> [Stated exercise]
Set down the full listing exactly, character for character.

> [Dataset content]
^^^^^^^^^^^^^^^^

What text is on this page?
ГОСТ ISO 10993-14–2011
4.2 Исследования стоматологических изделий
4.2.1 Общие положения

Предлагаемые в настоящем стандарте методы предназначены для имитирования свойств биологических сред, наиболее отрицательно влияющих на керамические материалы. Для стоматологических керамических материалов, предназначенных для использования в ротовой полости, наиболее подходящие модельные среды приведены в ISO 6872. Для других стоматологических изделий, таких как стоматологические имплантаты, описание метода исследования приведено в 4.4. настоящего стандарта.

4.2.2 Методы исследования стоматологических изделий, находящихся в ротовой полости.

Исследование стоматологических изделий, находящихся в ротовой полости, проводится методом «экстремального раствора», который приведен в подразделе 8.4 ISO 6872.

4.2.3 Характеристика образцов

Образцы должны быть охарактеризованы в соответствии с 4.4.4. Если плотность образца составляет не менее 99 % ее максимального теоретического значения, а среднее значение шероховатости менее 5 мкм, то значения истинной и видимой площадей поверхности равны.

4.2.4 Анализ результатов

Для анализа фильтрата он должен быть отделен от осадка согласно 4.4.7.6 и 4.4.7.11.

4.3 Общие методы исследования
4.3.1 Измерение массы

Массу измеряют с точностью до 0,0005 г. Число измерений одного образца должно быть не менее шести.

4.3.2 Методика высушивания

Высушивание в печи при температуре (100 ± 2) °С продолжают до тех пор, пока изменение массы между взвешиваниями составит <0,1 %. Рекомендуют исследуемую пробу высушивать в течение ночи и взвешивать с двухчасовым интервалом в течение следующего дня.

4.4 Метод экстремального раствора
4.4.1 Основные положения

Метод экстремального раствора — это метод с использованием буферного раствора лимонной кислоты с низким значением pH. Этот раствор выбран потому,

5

^^^^^^^^^^^^^^^^

> [Final answer]
What text is on this page?
ГОСТ ISO 10993-14–2011
4.2 Исследования стоматологических изделий
4.2.1 Общие положения

Предлагаемые в настоящем стандарте методы предназначены для имитирования свойств биологических сред, наиболее отрицательно влияющих на керамические материалы. Для стоматологических керамических материалов, предназначенных для использования в ротовой полости, наиболее подходящие модельные среды приведены в ISO 6872. Для других стоматологических изделий, таких как стоматологические имплантаты, описание метода исследования приведено в 4.4. настоящего стандарта.

4.2.2 Методы исследования стоматологических изделий, находящихся в ротовой полости.

Исследование стоматологических изделий, находящихся в ротовой полости, проводится методом «экстремального раствора», который приведен в подразделе 8.4 ISO 6872.

4.2.3 Характеристика образцов

Образцы должны быть охарактеризованы в соответствии с 4.4.4. Если плотность образца составляет не менее 99 % ее максимального теоретического значения, а среднее значение шероховатости менее 5 мкм, то значения истинной и видимой площадей поверхности равны.

4.2.4 Анализ результатов

Для анализа фильтрата он должен быть отделен от осадка согласно 4.4.7.6 и 4.4.7.11.

4.3 Общие методы исследования
4.3.1 Измерение массы

Массу измеряют с точностью до 0,0005 г. Число измерений одного образца должно быть не менее шести.

4.3.2 Методика высушивания

Высушивание в печи при температуре (100 ± 2) °С продолжают до тех пор, пока изменение массы между взвешиваниями составит <0,1 %. Рекомендуют исследуемую пробу высушивать в течение ночи и взвешивать с двухчасовым интервалом в течение следующего дня.

4.4 Метод экстремального раствора
4.4.1 Основные положения

Метод экстремального раствора — это метод с использованием буферного раствора лимонной кислоты с низким значением pH. Этот раствор выбран потому,

5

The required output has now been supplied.